__SHORT PROBLEM__. Would you restate all the data that follows, word for word?
begin RECORDS FOR THE EXERCISE
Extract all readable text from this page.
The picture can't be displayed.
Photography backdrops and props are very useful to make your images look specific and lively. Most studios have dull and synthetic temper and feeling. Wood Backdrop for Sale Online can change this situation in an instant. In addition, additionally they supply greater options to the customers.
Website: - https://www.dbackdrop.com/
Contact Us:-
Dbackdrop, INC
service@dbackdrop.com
end RECORDS FOR THE EXERCISE
__WRITTEN ANSWER__.
Extract all readable text from this page.
The picture can't be displayed.
Photography backdrops and props are very useful to make your images look specific and lively. Most studios have dull and synthetic temper and feeling. Wood Backdrop for Sale Online can change this situation in an instant. In addition, additionally they supply greater options to the customers.
Website: - https://www.dbackdrop.com/
Contact Us:-
Dbackdrop, INC
service@dbackdrop.com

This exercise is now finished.